• [SET TASK] Drop the images; return everything else in the listing below exactly.

-- INPUT FOR THIS TASK start --

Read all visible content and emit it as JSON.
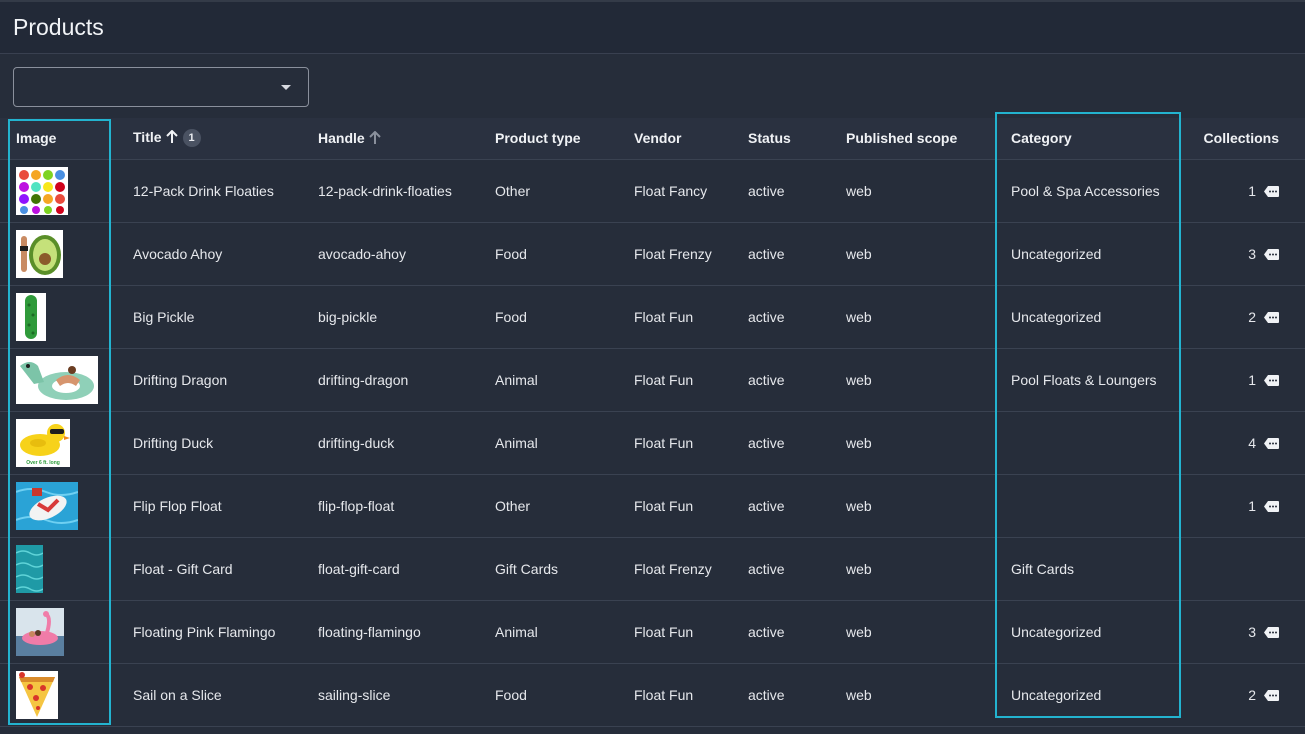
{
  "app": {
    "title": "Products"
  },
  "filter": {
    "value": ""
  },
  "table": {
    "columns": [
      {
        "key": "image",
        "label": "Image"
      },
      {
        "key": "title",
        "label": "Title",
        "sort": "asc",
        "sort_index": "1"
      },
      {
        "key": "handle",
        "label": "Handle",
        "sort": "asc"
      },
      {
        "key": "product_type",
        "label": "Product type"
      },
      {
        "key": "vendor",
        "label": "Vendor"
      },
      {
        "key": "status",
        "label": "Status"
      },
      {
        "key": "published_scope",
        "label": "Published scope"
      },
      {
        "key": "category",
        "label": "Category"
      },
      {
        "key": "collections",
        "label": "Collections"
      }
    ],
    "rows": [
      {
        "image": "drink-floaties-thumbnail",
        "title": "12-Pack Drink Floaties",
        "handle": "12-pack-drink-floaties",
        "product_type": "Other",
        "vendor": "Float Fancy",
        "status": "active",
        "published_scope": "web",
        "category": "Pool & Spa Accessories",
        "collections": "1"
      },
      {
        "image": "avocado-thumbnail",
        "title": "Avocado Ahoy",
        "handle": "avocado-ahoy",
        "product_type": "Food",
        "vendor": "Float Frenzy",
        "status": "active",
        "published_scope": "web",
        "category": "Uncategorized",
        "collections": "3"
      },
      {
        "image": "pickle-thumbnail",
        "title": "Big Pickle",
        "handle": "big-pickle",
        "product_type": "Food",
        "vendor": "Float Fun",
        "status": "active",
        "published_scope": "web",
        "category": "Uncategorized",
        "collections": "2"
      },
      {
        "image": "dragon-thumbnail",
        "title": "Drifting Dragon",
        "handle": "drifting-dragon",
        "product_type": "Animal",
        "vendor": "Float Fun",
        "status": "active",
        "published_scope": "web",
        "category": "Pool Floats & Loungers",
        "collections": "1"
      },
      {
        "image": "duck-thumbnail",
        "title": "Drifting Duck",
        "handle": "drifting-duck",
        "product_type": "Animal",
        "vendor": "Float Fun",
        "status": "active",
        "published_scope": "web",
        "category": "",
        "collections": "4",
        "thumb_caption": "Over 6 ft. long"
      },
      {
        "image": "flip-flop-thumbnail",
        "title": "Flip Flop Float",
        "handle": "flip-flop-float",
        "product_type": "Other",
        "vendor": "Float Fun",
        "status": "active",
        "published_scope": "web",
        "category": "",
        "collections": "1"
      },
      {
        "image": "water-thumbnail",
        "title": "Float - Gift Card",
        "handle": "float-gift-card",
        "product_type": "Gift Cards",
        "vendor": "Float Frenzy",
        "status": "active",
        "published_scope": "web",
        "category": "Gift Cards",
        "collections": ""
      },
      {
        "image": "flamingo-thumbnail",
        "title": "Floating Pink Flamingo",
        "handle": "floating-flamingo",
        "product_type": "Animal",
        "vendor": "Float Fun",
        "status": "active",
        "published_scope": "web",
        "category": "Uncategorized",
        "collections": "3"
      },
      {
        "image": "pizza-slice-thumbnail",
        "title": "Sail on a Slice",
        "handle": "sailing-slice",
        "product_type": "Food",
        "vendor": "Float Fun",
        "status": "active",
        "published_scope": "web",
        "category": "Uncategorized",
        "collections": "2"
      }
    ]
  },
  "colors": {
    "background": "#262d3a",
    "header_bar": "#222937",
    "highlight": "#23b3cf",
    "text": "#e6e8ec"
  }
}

-- INPUT FOR THIS TASK end --

• [FULL OUTPUT]
Read all visible content and emit it as JSON.
{
  "app": {
    "title": "Products"
  },
  "filter": {
    "value": ""
  },
  "table": {
    "columns": [
      {
        "key": "image",
        "label": "Image"
      },
      {
        "key": "title",
        "label": "Title",
        "sort": "asc",
        "sort_index": "1"
      },
      {
        "key": "handle",
        "label": "Handle",
        "sort": "asc"
      },
      {
        "key": "product_type",
        "label": "Product type"
      },
      {
        "key": "vendor",
        "label": "Vendor"
      },
      {
        "key": "status",
        "label": "Status"
      },
      {
        "key": "published_scope",
        "label": "Published scope"
      },
      {
        "key": "category",
        "label": "Category"
      },
      {
        "key": "collections",
        "label": "Collections"
      }
    ],
    "rows": [
      {
        "image": "drink-floaties-thumbnail",
        "title": "12-Pack Drink Floaties",
        "handle": "12-pack-drink-floaties",
        "product_type": "Other",
        "vendor": "Float Fancy",
        "status": "active",
        "published_scope": "web",
        "category": "Pool & Spa Accessories",
        "collections": "1"
      },
      {
        "image": "avocado-thumbnail",
        "title": "Avocado Ahoy",
        "handle": "avocado-ahoy",
        "product_type": "Food",
        "vendor": "Float Frenzy",
        "status": "active",
        "published_scope": "web",
        "category": "Uncategorized",
        "collections": "3"
      },
      {
        "image": "pickle-thumbnail",
        "title": "Big Pickle",
        "handle": "big-pickle",
        "product_type": "Food",
        "vendor": "Float Fun",
        "status": "active",
        "published_scope": "web",
        "category": "Uncategorized",
        "collections": "2"
      },
      {
        "image": "dragon-thumbnail",
        "title": "Drifting Dragon",
        "handle": "drifting-dragon",
        "product_type": "Animal",
        "vendor": "Float Fun",
        "status": "active",
        "published_scope": "web",
        "category": "Pool Floats & Loungers",
        "collections": "1"
      },
      {
        "image": "duck-thumbnail",
        "title": "Drifting Duck",
        "handle": "drifting-duck",
        "product_type": "Animal",
        "vendor": "Float Fun",
        "status": "active",
        "published_scope": "web",
        "category": "",
        "collections": "4",
        "thumb_caption": "Over 6 ft. long"
      },
      {
        "image": "flip-flop-thumbnail",
        "title": "Flip Flop Float",
        "handle": "flip-flop-float",
        "product_type": "Other",
        "vendor": "Float Fun",
        "status": "active",
        "published_scope": "web",
        "category": "",
        "collections": "1"
      },
      {
        "image": "water-thumbnail",
        "title": "Float - Gift Card",
        "handle": "float-gift-card",
        "product_type": "Gift Cards",
        "vendor": "Float Frenzy",
        "status": "active",
        "published_scope": "web",
        "category": "Gift Cards",
        "collections": ""
      },
      {
        "image": "flamingo-thumbnail",
        "title": "Floating Pink Flamingo",
        "handle": "floating-flamingo",
        "product_type": "Animal",
        "vendor": "Float Fun",
        "status": "active",
        "published_scope": "web",
        "category": "Uncategorized",
        "collections": "3"
      },
      {
        "image": "pizza-slice-thumbnail",
        "title": "Sail on a Slice",
        "handle": "sailing-slice",
        "product_type": "Food",
        "vendor": "Float Fun",
        "status": "active",
        "published_scope": "web",
        "category": "Uncategorized",
        "collections": "2"
      }
    ]
  },
  "colors": {
    "background": "#262d3a",
    "header_bar": "#222937",
    "highlight": "#23b3cf",
    "text": "#e6e8ec"
  }
}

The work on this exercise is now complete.